# Records supplied

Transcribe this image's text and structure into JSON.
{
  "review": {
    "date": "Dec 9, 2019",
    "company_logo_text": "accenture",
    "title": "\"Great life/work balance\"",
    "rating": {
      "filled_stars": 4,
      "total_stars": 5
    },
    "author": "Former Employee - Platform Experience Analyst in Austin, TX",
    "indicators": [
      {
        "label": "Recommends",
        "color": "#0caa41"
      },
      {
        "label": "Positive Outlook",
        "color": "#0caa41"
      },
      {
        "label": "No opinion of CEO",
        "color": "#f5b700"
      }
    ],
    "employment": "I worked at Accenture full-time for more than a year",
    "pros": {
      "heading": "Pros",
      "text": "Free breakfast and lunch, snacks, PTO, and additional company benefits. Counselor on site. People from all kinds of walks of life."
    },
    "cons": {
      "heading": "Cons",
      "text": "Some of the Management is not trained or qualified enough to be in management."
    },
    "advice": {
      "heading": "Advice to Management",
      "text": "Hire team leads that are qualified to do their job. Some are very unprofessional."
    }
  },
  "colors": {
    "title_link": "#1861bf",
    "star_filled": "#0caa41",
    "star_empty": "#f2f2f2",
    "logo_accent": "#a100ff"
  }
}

# Aim
Your task is to repeat every entry exactly.

# Response to the exercise
Transcribe this image's text and structure into JSON.
{
  "review": {
    "date": "Dec 9, 2019",
    "company_logo_text": "accenture",
    "title": "\"Great life/work balance\"",
    "rating": {
      "filled_stars": 4,
      "total_stars": 5
    },
    "author": "Former Employee - Platform Experience Analyst in Austin, TX",
    "indicators": [
      {
        "label": "Recommends",
        "color": "#0caa41"
      },
      {
        "label": "Positive Outlook",
        "color": "#0caa41"
      },
      {
        "label": "No opinion of CEO",
        "color": "#f5b700"
      }
    ],
    "employment": "I worked at Accenture full-time for more than a year",
    "pros": {
      "heading": "Pros",
      "text": "Free breakfast and lunch, snacks, PTO, and additional company benefits. Counselor on site. People from all kinds of walks of life."
    },
    "cons": {
      "heading": "Cons",
      "text": "Some of the Management is not trained or qualified enough to be in management."
    },
    "advice": {
      "heading": "Advice to Management",
      "text": "Hire team leads that are qualified to do their job. Some are very unprofessional."
    }
  },
  "colors": {
    "title_link": "#1861bf",
    "star_filled": "#0caa41",
    "star_empty": "#f2f2f2",
    "logo_accent": "#a100ff"
  }
}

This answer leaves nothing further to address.